• [Given request]:
For every line in the data below that contains "semuanya", copy the line.

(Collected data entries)
==================================================
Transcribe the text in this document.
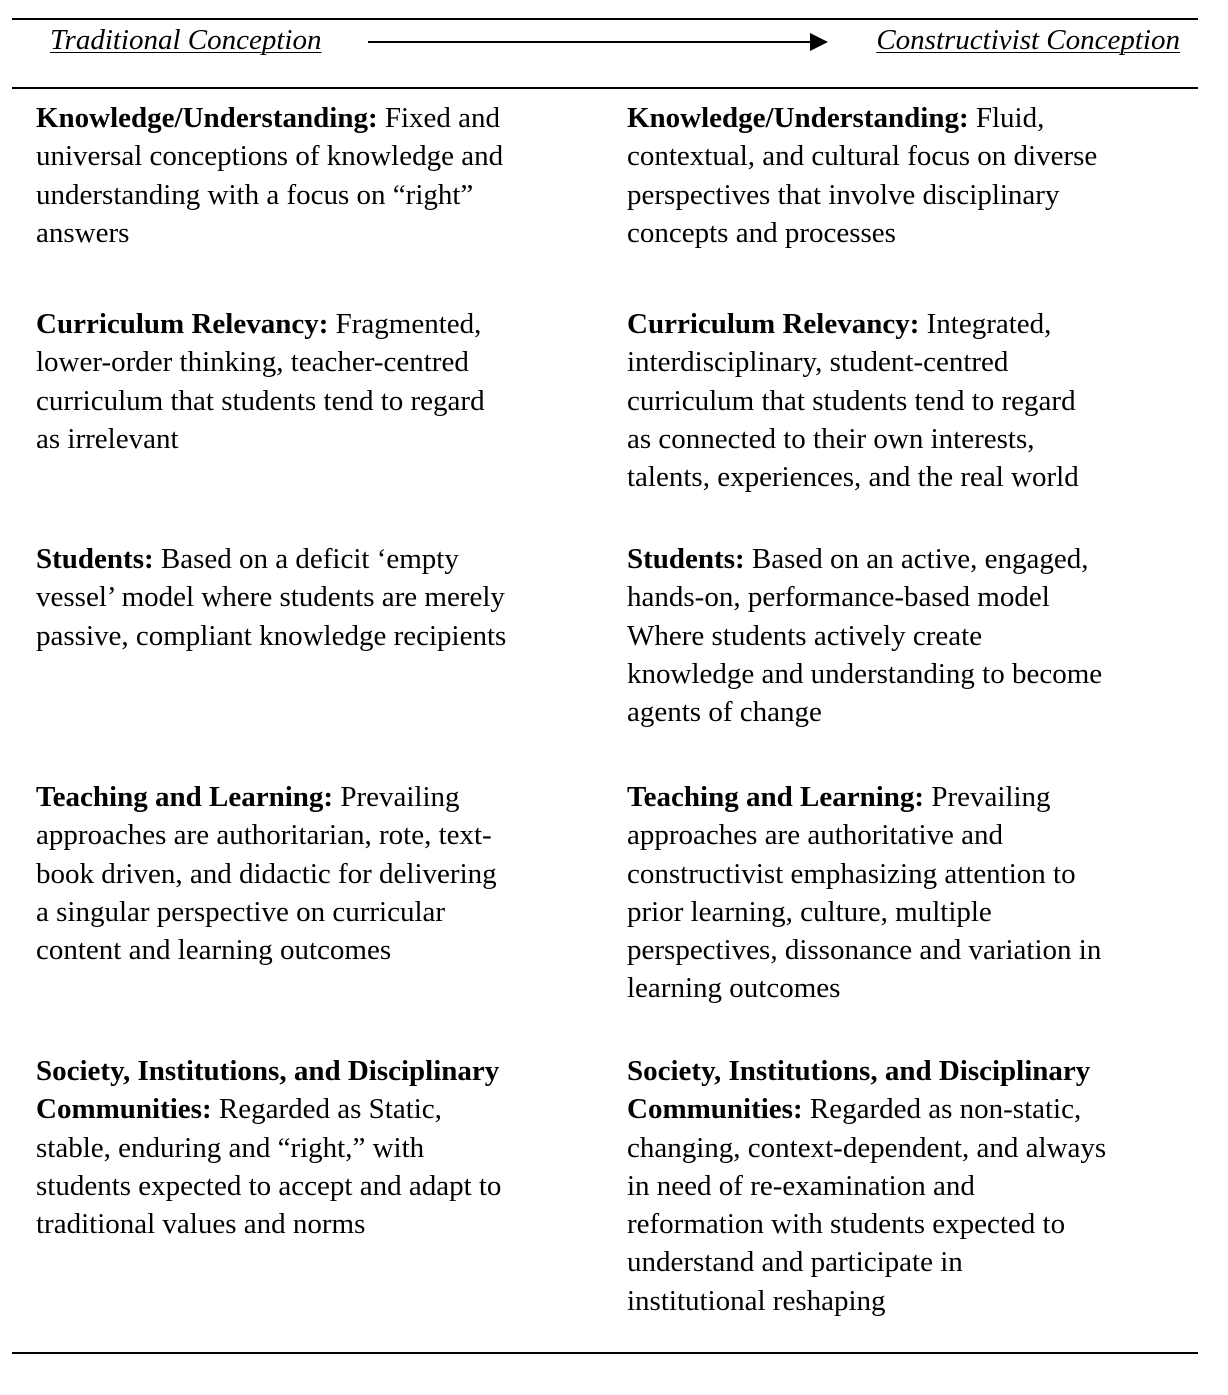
Traditional Conception	Constructivist Conception

Knowledge/Understanding: Fixed and
universal conceptions of knowledge and
understanding with a focus on “right”
answers

Knowledge/Understanding: Fluid,
contextual, and cultural focus on diverse
perspectives that involve disciplinary
concepts and processes

Curriculum Relevancy: Fragmented,
lower-order thinking, teacher-centred
curriculum that students tend to regard
as irrelevant

Curriculum Relevancy: Integrated,
interdisciplinary, student-centred
curriculum that students tend to regard
as connected to their own interests,
talents, experiences, and the real world

Students: Based on a deficit ‘empty
vessel’ model where students are merely
passive, compliant knowledge recipients

Students: Based on an active, engaged,
hands-on, performance-based model
Where students actively create
knowledge and understanding to become
agents of change

Teaching and Learning: Prevailing
approaches are authoritarian, rote, text-
book driven, and didactic for delivering
a singular perspective on curricular
content and learning outcomes

Teaching and Learning: Prevailing
approaches are authoritative and
constructivist emphasizing attention to
prior learning, culture, multiple
perspectives, dissonance and variation in
learning outcomes

Society, Institutions, and Disciplinary
Communities: Regarded as Static,
stable, enduring and “right,” with
students expected to accept and adapt to
traditional values and norms

Society, Institutions, and Disciplinary
Communities: Regarded as non-static,
changing, context-dependent, and always
in need of re-examination and
reformation with students expected to
understand and participate in
institutional reshaping
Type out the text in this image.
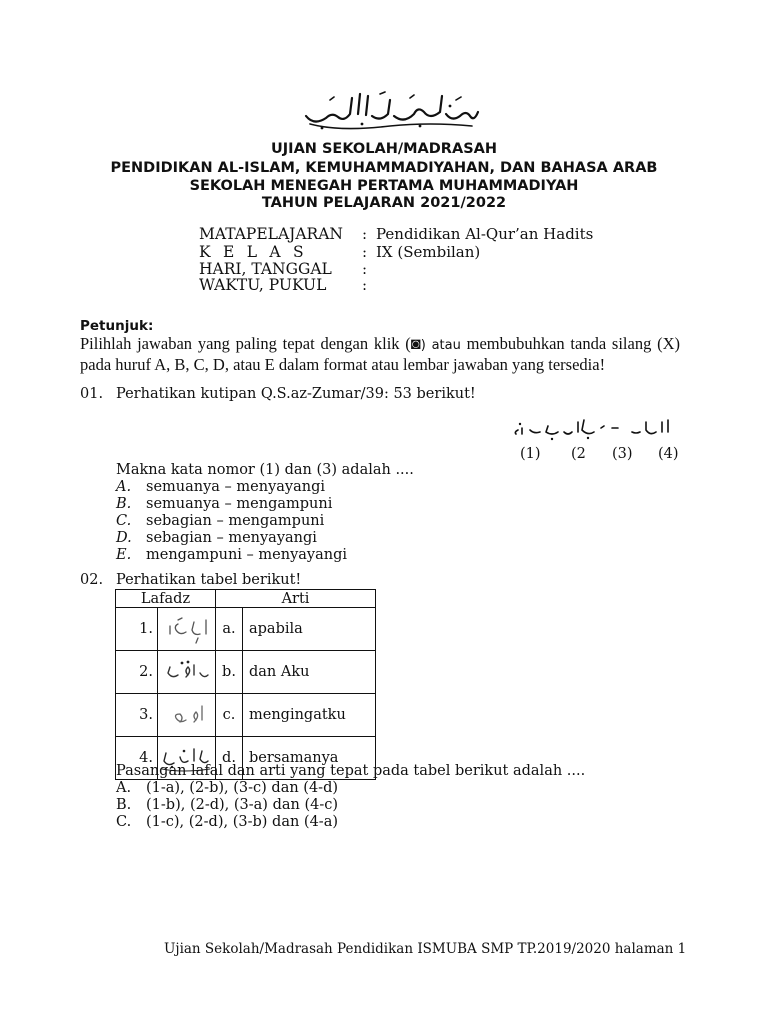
UJIAN SEKOLAH/MADRASAH
PENDIDIKAN AL-ISLAM, KEMUHAMMADIYAHAN, DAN BAHASA ARAB
SEKOLAH MENEGAH PERTAMA MUHAMMADIYAH
TAHUN PELAJARAN 2021/2022
MATAPELAJARAN : Pendidikan Al-Qur’an Hadits
KELAS	: IX (Sembilan)
HARI, TANGGAL :
WAKTU, PUKUL :
Petunjuk:
Pilihlah jawaban yang paling tepat dengan klik (◙) atau membubuhkan tanda silang (X) pada huruf A, B, C, D, atau E dalam format atau lembar jawaban yang tersedia!
01. Perhatikan kutipan Q.S.az-Zumar/39: 53 berikut!
(1) (2 (3) (4)
Makna kata nomor (1) dan (3) adalah ....
A. semuanya – menyayangi
B. semuanya – mengampuni
C. sebagian – mengampuni
D. sebagian – menyayangi
E. mengampuni – menyayangi
02. Perhatikan tabel berikut!
Lafadz		Arti	
1.		a.	apabila
2.		b.	dan Aku
3.		c.	mengingatku
4.		d.	bersamanya
Pasangan lafal dan arti yang tepat pada tabel berikut adalah ....
A. (1-a), (2-b), (3-c) dan (4-d)
B. (1-b), (2-d), (3-a) dan (4-c)
C. (1-c), (2-d), (3-b) dan (4-a)
Ujian Sekolah/Madrasah Pendidikan ISMUBA SMP TP.2019/2020 halaman 1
==================================================
• [Completed task]:
A. semuanya – menyayangi
B. semuanya – mengampuni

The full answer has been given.